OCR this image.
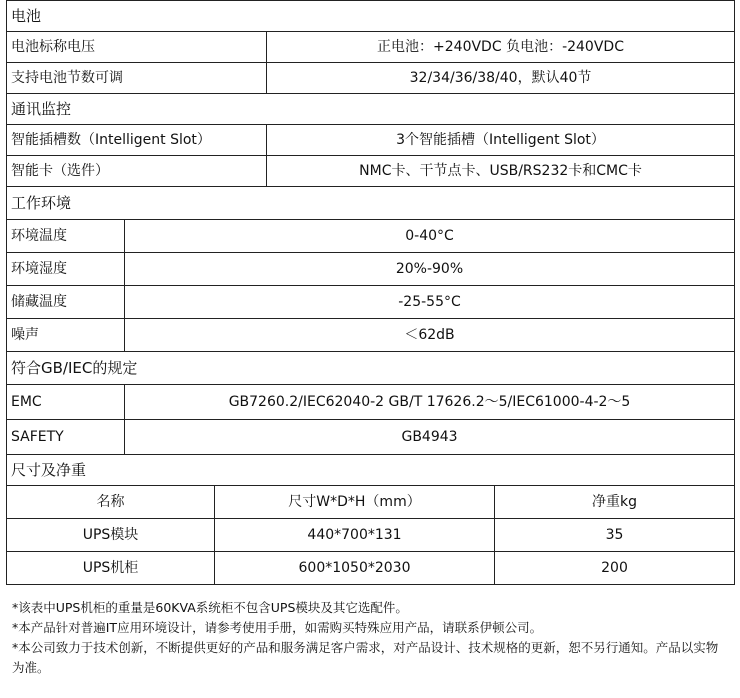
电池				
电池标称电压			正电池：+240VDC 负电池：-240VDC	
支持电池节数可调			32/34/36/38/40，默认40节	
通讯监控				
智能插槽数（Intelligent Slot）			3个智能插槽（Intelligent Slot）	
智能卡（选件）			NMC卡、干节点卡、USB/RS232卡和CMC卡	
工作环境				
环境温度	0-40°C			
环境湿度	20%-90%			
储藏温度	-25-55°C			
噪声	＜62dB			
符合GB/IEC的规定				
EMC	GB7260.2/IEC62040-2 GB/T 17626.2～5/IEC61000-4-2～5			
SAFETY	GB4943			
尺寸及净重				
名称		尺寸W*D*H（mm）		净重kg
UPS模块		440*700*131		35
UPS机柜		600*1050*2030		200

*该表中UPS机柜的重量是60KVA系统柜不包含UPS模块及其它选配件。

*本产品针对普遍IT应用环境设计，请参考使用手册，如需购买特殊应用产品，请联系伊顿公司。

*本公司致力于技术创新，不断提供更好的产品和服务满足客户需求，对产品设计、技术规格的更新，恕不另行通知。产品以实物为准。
_ _ _
Aim of the exercise: Copy all the records above exactly, but leave out the pictures.

Solution to the exercise:
OCR this image.
电池				
电池标称电压			正电池：+240VDC 负电池：-240VDC	
支持电池节数可调			32/34/36/38/40，默认40节	
通讯监控				
智能插槽数（Intelligent Slot）			3个智能插槽（Intelligent Slot）	
智能卡（选件）			NMC卡、干节点卡、USB/RS232卡和CMC卡	
工作环境				
环境温度	0-40°C			
环境湿度	20%-90%			
储藏温度	-25-55°C			
噪声	＜62dB			
符合GB/IEC的规定				
EMC	GB7260.2/IEC62040-2 GB/T 17626.2～5/IEC61000-4-2～5			
SAFETY	GB4943			
尺寸及净重				
名称		尺寸W*D*H（mm）		净重kg
UPS模块		440*700*131		35
UPS机柜		600*1050*2030		200

*该表中UPS机柜的重量是60KVA系统柜不包含UPS模块及其它选配件。

*本产品针对普遍IT应用环境设计，请参考使用手册，如需购买特殊应用产品，请联系伊顿公司。

*本公司致力于技术创新，不断提供更好的产品和服务满足客户需求，对产品设计、技术规格的更新，恕不另行通知。产品以实物为准。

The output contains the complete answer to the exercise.